▶ _Task statement_: Among the lines of these entries, how many hold the word "downtime"? State only the number.

Extracted data entries
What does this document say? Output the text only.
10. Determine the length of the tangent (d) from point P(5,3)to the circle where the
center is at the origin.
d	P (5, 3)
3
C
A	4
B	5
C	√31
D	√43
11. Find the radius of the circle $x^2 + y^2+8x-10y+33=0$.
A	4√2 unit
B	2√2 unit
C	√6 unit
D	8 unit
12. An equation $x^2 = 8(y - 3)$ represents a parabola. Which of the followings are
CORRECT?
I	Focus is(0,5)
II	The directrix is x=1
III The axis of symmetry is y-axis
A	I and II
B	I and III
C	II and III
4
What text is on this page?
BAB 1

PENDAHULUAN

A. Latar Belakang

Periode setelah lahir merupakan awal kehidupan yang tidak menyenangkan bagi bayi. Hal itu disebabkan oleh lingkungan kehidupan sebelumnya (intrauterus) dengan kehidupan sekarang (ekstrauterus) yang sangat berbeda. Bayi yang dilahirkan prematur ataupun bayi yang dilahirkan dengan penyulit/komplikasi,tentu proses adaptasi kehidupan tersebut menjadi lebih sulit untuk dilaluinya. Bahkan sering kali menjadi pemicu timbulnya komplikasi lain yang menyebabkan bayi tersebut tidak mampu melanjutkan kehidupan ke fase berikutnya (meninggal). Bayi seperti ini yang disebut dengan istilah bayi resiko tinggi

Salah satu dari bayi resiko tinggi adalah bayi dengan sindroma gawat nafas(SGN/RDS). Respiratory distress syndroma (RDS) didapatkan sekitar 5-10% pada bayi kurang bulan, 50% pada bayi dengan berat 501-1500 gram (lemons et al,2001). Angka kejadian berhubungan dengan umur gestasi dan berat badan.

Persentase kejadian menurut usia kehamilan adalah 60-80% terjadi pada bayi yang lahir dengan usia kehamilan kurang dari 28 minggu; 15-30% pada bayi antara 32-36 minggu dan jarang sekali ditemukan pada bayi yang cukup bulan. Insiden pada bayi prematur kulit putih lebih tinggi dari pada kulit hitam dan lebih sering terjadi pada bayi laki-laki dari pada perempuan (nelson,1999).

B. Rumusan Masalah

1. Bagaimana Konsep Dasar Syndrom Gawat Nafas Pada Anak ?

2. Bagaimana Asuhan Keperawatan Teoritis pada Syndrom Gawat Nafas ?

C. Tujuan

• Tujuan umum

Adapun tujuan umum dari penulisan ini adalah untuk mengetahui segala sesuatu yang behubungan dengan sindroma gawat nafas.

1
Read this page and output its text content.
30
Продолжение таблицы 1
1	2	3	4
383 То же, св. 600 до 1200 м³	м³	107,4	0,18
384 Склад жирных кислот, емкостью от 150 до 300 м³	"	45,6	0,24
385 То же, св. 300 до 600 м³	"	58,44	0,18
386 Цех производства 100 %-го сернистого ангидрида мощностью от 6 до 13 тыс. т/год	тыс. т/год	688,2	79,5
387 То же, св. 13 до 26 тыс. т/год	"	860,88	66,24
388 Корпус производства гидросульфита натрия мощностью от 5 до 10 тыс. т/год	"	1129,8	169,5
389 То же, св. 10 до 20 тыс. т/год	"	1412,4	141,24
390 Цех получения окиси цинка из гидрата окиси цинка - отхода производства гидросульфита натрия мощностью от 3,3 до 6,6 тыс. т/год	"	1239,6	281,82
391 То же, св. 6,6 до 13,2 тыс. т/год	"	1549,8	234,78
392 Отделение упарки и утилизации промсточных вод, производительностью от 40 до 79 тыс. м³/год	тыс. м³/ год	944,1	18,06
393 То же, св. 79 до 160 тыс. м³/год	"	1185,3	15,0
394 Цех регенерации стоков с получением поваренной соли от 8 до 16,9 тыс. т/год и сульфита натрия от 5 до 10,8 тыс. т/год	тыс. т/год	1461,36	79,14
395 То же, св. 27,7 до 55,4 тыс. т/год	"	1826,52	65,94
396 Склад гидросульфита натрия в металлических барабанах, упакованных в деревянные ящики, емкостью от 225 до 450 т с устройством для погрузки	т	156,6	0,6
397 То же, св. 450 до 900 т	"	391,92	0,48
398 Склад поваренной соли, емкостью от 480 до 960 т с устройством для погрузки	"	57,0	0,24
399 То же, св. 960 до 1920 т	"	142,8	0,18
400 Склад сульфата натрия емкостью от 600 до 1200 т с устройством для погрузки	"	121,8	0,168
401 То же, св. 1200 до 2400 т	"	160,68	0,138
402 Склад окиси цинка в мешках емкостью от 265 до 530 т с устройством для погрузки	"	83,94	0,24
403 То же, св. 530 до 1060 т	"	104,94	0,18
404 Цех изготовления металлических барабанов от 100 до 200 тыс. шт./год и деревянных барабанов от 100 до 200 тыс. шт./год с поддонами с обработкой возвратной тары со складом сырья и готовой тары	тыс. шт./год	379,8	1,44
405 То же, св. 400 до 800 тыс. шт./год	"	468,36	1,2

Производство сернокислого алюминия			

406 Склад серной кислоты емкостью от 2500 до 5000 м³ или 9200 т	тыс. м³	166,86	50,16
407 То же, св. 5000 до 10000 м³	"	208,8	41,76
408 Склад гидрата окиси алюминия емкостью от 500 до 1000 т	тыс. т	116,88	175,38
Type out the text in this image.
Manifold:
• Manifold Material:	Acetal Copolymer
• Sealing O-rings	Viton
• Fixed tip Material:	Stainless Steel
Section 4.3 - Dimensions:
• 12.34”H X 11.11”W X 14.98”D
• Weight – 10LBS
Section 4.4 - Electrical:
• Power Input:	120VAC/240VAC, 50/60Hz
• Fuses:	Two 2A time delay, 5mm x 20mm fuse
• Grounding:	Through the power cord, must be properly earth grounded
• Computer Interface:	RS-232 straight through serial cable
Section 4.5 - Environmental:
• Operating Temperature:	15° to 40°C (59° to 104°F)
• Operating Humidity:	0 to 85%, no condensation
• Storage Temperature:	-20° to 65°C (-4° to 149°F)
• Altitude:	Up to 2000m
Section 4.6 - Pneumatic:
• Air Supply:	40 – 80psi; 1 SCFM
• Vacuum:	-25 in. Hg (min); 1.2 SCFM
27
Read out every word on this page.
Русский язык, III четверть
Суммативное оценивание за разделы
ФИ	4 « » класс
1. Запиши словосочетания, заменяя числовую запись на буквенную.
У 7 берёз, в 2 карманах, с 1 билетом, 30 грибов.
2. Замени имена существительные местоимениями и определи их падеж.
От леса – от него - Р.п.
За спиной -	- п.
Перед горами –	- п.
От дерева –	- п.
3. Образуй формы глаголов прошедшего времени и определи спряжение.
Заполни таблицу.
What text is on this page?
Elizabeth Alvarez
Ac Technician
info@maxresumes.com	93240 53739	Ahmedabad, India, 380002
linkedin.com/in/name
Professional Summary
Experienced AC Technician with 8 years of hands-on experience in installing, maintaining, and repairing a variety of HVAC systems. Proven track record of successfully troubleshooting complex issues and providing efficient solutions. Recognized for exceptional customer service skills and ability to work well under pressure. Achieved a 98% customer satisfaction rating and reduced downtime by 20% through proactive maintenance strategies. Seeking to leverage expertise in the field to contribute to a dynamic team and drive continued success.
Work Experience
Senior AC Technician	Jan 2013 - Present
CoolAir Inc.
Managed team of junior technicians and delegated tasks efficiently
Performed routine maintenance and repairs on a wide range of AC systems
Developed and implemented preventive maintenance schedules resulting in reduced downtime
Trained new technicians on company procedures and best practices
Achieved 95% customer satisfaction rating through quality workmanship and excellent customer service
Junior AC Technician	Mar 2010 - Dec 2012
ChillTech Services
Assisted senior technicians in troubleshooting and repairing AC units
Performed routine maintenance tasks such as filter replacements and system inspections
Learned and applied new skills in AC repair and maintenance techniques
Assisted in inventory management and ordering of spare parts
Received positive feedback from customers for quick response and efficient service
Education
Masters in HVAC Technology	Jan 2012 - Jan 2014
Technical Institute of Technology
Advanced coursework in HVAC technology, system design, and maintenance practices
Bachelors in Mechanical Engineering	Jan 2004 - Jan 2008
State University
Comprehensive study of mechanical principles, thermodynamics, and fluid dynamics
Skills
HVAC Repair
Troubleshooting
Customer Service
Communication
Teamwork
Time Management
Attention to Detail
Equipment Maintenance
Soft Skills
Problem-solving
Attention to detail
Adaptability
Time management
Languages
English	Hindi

▶ _Answer below_: 2